**Exercise details**:
Scan the data beneath this task and copy each line that includes "underlying".

Excerpt from a dataset:
+++
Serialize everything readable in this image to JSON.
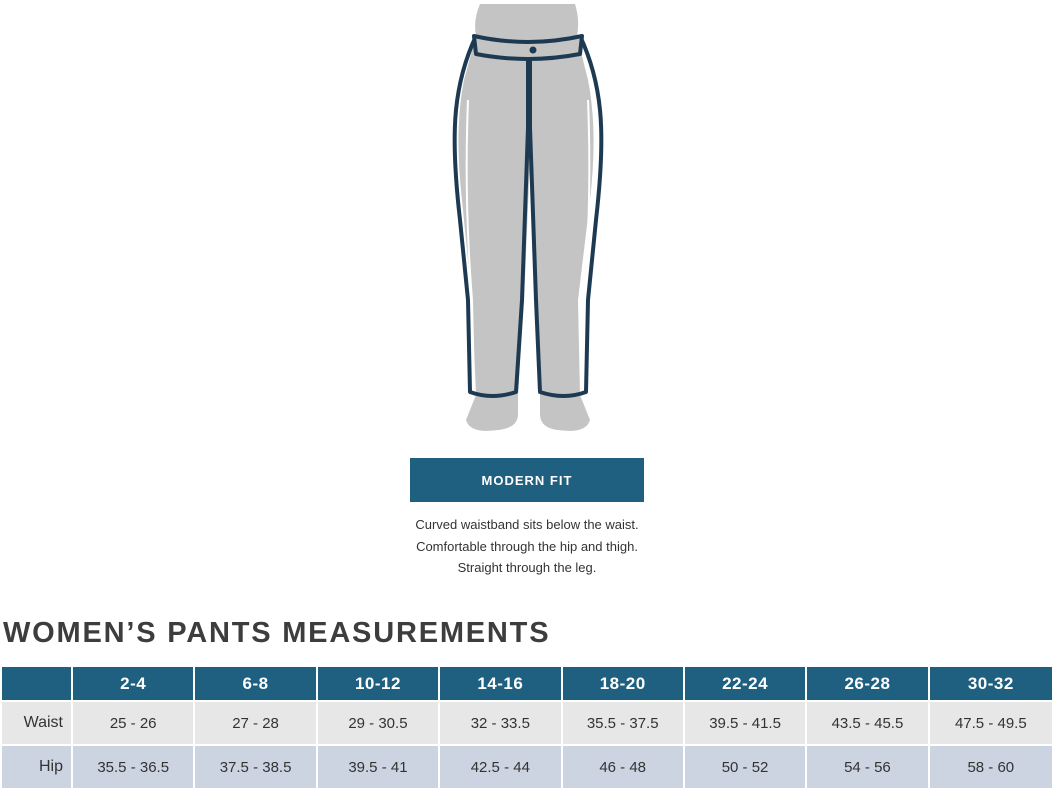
{
  "fit": {
    "name": "MODERN FIT",
    "description": [
      "Curved waistband sits below the waist.",
      "Comfortable through the hip and thigh.",
      "Straight through the leg."
    ]
  },
  "colors": {
    "accent": "#1f5f7f",
    "row_waist": "#e7e7e7",
    "row_hip": "#ccd4e1",
    "figure_fill": "#c4c4c4",
    "pants_outline": "#1e3a52"
  },
  "illustration": {
    "icon": "pants-figure-icon"
  },
  "measurements": {
    "title": "WOMEN’S PANTS MEASUREMENTS",
    "sizes": [
      "2-4",
      "6-8",
      "10-12",
      "14-16",
      "18-20",
      "22-24",
      "26-28",
      "30-32"
    ],
    "rows": [
      {
        "label": "Waist",
        "values": [
          "25 - 26",
          "27 - 28",
          "29 - 30.5",
          "32 - 33.5",
          "35.5 - 37.5",
          "39.5 - 41.5",
          "43.5 - 45.5",
          "47.5 - 49.5"
        ]
      },
      {
        "label": "Hip",
        "values": [
          "35.5 - 36.5",
          "37.5 - 38.5",
          "39.5 - 41",
          "42.5 - 44",
          "46 - 48",
          "50 - 52",
          "54 - 56",
          "58 - 60"
        ]
      }
    ]
  }
}
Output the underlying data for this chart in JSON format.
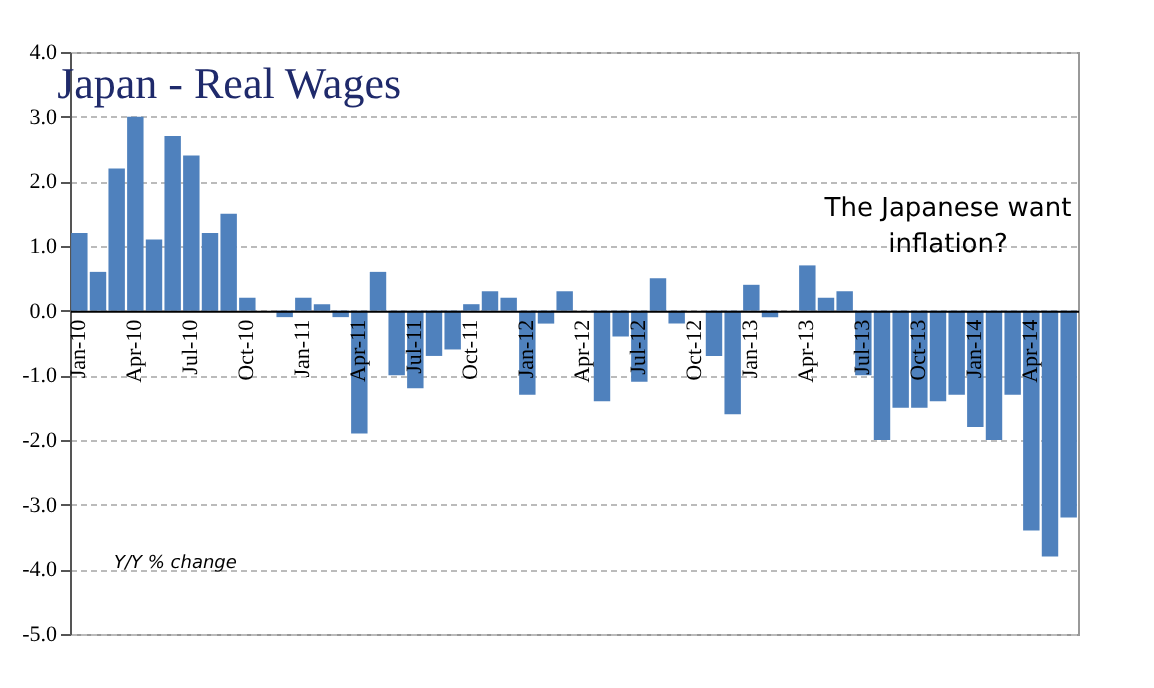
{
  "chart_data": {
    "type": "bar",
    "title": "Japan - Real Wages",
    "categories": [
      "Jan-10",
      null,
      null,
      "Apr-10",
      null,
      null,
      "Jul-10",
      null,
      null,
      "Oct-10",
      null,
      null,
      "Jan-11",
      null,
      null,
      "Apr-11",
      null,
      null,
      "Jul-11",
      null,
      null,
      "Oct-11",
      null,
      null,
      "Jan-12",
      null,
      null,
      "Apr-12",
      null,
      null,
      "Jul-12",
      null,
      null,
      "Oct-12",
      null,
      null,
      "Jan-13",
      null,
      null,
      "Apr-13",
      null,
      null,
      "Jul-13",
      null,
      null,
      "Oct-13",
      null,
      null,
      "Jan-14",
      null,
      null,
      "Apr-14",
      null,
      null
    ],
    "values": [
      1.2,
      0.6,
      2.2,
      3.0,
      1.1,
      2.7,
      2.4,
      1.2,
      1.5,
      0.2,
      0,
      -0.1,
      0.2,
      0.1,
      -0.1,
      -1.9,
      0.6,
      -1.0,
      -1.2,
      -0.7,
      -0.6,
      0.1,
      0.3,
      0.2,
      -1.3,
      -0.2,
      0.3,
      0,
      -1.4,
      -0.4,
      -1.1,
      0.5,
      -0.2,
      0,
      -0.7,
      -1.6,
      0.4,
      -0.1,
      0,
      0.7,
      0.2,
      0.3,
      -1.0,
      -2.0,
      -1.5,
      -1.5,
      -1.4,
      -1.3,
      -1.8,
      -2.0,
      -1.3,
      -3.4,
      -3.8,
      -3.2
    ],
    "color": "#4f81bd",
    "ylim": [
      -5,
      4
    ],
    "yticks": [
      {
        "value": -5,
        "label": "-5.0"
      },
      {
        "value": -4,
        "label": "-4.0"
      },
      {
        "value": -3,
        "label": "-3.0"
      },
      {
        "value": -2,
        "label": "-2.0"
      },
      {
        "value": -1,
        "label": "-1.0"
      },
      {
        "value": 0,
        "label": "0.0"
      },
      {
        "value": 1,
        "label": "1.0"
      },
      {
        "value": 2,
        "label": "2.0"
      },
      {
        "value": 3,
        "label": "3.0"
      },
      {
        "value": 4,
        "label": "4.0"
      }
    ],
    "grid": "y",
    "annotations": [
      "Y/Y % change",
      "The Japanese want\ninflation?"
    ]
  }
}
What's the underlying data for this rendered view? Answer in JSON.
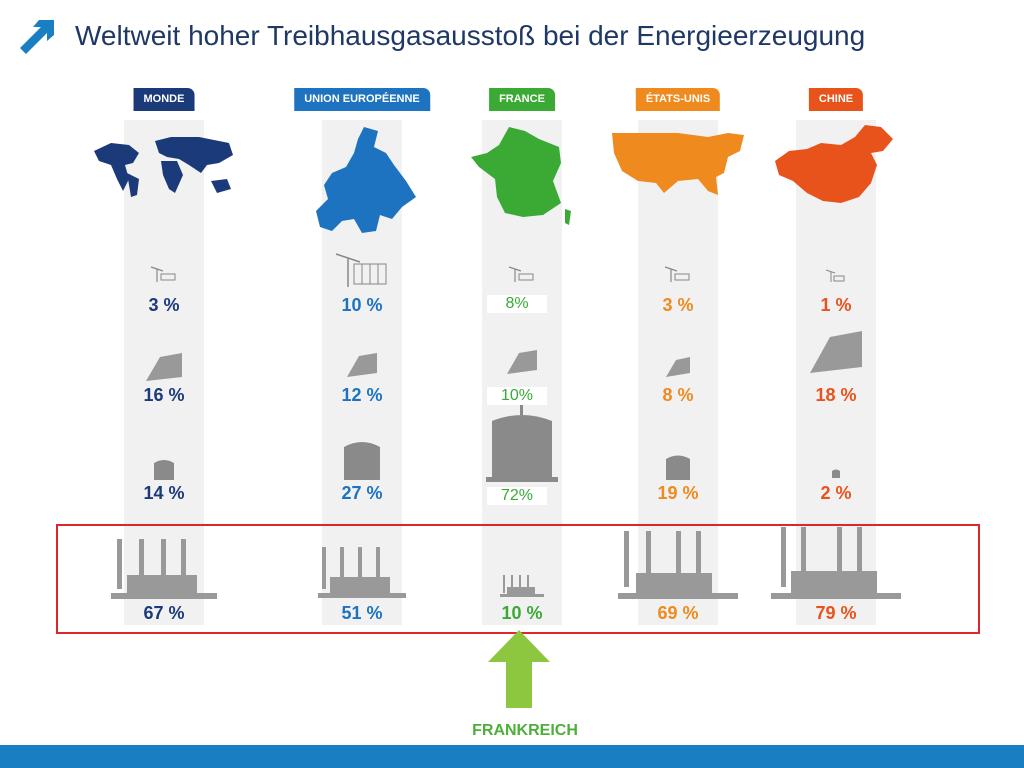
{
  "header": {
    "title": "Weltweit hoher Treibhausgasausstoß bei der Energieerzeugung",
    "logo_icon": "arrow-up-right-icon",
    "brand_color": "#1a7ec2"
  },
  "columns": [
    {
      "id": "monde",
      "label": "MONDE",
      "color": "#1b3a7a",
      "map_icon": "world-map-icon",
      "values": {
        "wind": "3 %",
        "hydro": "16 %",
        "nuclear": "14 %",
        "fossil": "67 %"
      }
    },
    {
      "id": "ue",
      "label": "UNION EUROPÉENNE",
      "color": "#1d73c0",
      "map_icon": "europe-map-icon",
      "values": {
        "wind": "10 %",
        "hydro": "12 %",
        "nuclear": "27 %",
        "fossil": "51 %"
      }
    },
    {
      "id": "france",
      "label": "FRANCE",
      "color": "#3aaa35",
      "map_icon": "france-map-icon",
      "values": {
        "wind": "8%",
        "hydro": "10%",
        "nuclear": "72%",
        "fossil": "10 %"
      }
    },
    {
      "id": "usa",
      "label": "ÉTATS-UNIS",
      "color": "#ef8a1f",
      "map_icon": "usa-map-icon",
      "values": {
        "wind": "3 %",
        "hydro": "8 %",
        "nuclear": "19 %",
        "fossil": "69 %"
      }
    },
    {
      "id": "chine",
      "label": "CHINE",
      "color": "#e8531b",
      "map_icon": "china-map-icon",
      "values": {
        "wind": "1 %",
        "hydro": "18 %",
        "nuclear": "2 %",
        "fossil": "79 %"
      }
    }
  ],
  "icons": {
    "wind": "wind-turbine-icon",
    "hydro": "dam-icon",
    "nuclear": "nuclear-plant-icon",
    "fossil": "coal-power-plant-icon"
  },
  "highlight_color": "#e0262d",
  "callout": {
    "label": "FRANKREICH",
    "color": "#4caf38",
    "arrow_color": "#8dc63f"
  }
}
+++
**Problem solution**:
Output the underlying data for this chart in JSON format.
What's the underlying data for this rendered view? Answer in JSON.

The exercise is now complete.